■ Exercise brief:
Exactly repeat the full listing that follows.

◇ ◇ ◇

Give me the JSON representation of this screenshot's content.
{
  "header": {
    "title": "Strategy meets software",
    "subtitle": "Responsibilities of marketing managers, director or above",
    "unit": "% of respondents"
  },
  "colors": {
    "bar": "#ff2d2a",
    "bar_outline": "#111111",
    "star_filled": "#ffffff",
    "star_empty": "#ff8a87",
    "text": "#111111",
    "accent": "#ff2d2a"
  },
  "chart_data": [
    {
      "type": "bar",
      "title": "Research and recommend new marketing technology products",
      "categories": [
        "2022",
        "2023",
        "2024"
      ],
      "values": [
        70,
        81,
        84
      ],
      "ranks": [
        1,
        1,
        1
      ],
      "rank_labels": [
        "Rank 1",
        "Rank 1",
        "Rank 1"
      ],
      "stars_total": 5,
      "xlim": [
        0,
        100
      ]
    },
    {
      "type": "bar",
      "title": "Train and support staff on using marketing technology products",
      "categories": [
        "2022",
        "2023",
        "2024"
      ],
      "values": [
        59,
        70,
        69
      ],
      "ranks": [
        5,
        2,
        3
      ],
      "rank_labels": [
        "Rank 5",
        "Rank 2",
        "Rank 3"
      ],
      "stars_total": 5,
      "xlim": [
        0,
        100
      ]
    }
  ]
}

◇ ◇ ◇

■ Response:
Give me the JSON representation of this screenshot's content.
{
  "header": {
    "title": "Strategy meets software",
    "subtitle": "Responsibilities of marketing managers, director or above",
    "unit": "% of respondents"
  },
  "colors": {
    "bar": "#ff2d2a",
    "bar_outline": "#111111",
    "star_filled": "#ffffff",
    "star_empty": "#ff8a87",
    "text": "#111111",
    "accent": "#ff2d2a"
  },
  "chart_data": [
    {
      "type": "bar",
      "title": "Research and recommend new marketing technology products",
      "categories": [
        "2022",
        "2023",
        "2024"
      ],
      "values": [
        70,
        81,
        84
      ],
      "ranks": [
        1,
        1,
        1
      ],
      "rank_labels": [
        "Rank 1",
        "Rank 1",
        "Rank 1"
      ],
      "stars_total": 5,
      "xlim": [
        0,
        100
      ]
    },
    {
      "type": "bar",
      "title": "Train and support staff on using marketing technology products",
      "categories": [
        "2022",
        "2023",
        "2024"
      ],
      "values": [
        59,
        70,
        69
      ],
      "ranks": [
        5,
        2,
        3
      ],
      "rank_labels": [
        "Rank 5",
        "Rank 2",
        "Rank 3"
      ],
      "stars_total": 5,
      "xlim": [
        0,
        100
      ]
    }
  ]
}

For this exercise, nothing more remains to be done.